== Goal ==
Write out the data below in full, unchanged, minus the images.

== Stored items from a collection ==
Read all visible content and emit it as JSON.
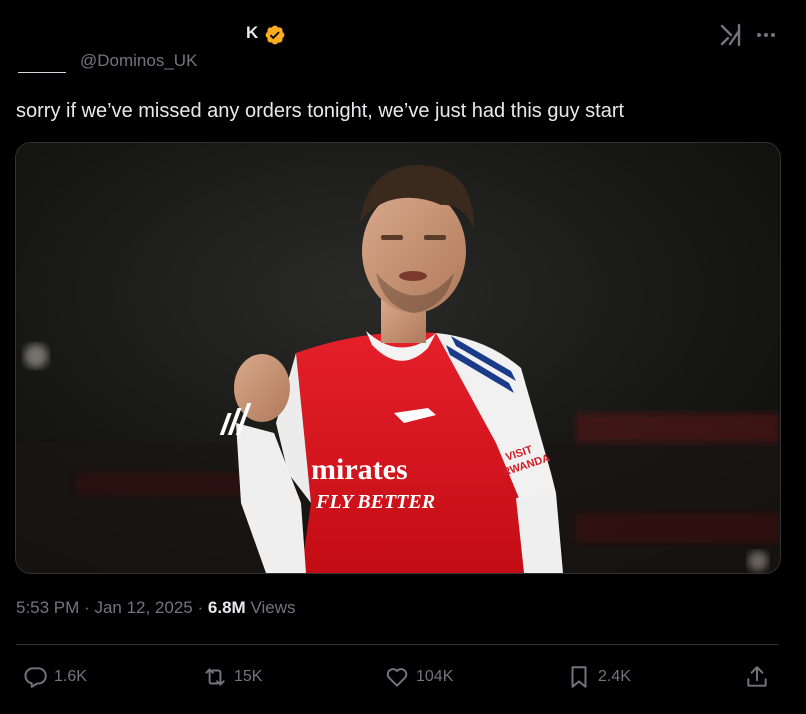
{
  "author": {
    "display_name": "K",
    "handle": "@Dominos_UK",
    "verified": true,
    "verified_color": "#ffad1f"
  },
  "tweet": {
    "text": "sorry if we’ve missed any orders tonight, we’ve just had this guy start",
    "media": {
      "shirt_sponsor_line1": "mirates",
      "shirt_sponsor_line2": "FLY BETTER",
      "sleeve_text_line1": "VISIT",
      "sleeve_text_line2": "RWANDA"
    }
  },
  "meta": {
    "time": "5:53 PM",
    "separator1": "·",
    "date": "Jan 12, 2025",
    "separator2": "·",
    "views_count": "6.8M",
    "views_label": "Views"
  },
  "actions": {
    "replies": "1.6K",
    "retweets": "15K",
    "likes": "104K",
    "bookmarks": "2.4K"
  },
  "icons": {
    "verified": "verified-badge-icon",
    "grok": "grok-icon",
    "more": "more-icon",
    "reply": "reply-icon",
    "retweet": "retweet-icon",
    "like": "heart-icon",
    "bookmark": "bookmark-icon",
    "share": "share-icon"
  },
  "colors": {
    "background": "#000000",
    "text_primary": "#e7e9ea",
    "text_secondary": "#71767b",
    "divider": "#2f3336",
    "shirt_red": "#db0007"
  }
}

== Task answer ==
Read all visible content and emit it as JSON.
{
  "author": {
    "display_name": "K",
    "handle": "@Dominos_UK",
    "verified": true,
    "verified_color": "#ffad1f"
  },
  "tweet": {
    "text": "sorry if we’ve missed any orders tonight, we’ve just had this guy start",
    "media": {
      "shirt_sponsor_line1": "mirates",
      "shirt_sponsor_line2": "FLY BETTER",
      "sleeve_text_line1": "VISIT",
      "sleeve_text_line2": "RWANDA"
    }
  },
  "meta": {
    "time": "5:53 PM",
    "separator1": "·",
    "date": "Jan 12, 2025",
    "separator2": "·",
    "views_count": "6.8M",
    "views_label": "Views"
  },
  "actions": {
    "replies": "1.6K",
    "retweets": "15K",
    "likes": "104K",
    "bookmarks": "2.4K"
  },
  "icons": {
    "verified": "verified-badge-icon",
    "grok": "grok-icon",
    "more": "more-icon",
    "reply": "reply-icon",
    "retweet": "retweet-icon",
    "like": "heart-icon",
    "bookmark": "bookmark-icon",
    "share": "share-icon"
  },
  "colors": {
    "background": "#000000",
    "text_primary": "#e7e9ea",
    "text_secondary": "#71767b",
    "divider": "#2f3336",
    "shirt_red": "#db0007"
  }
}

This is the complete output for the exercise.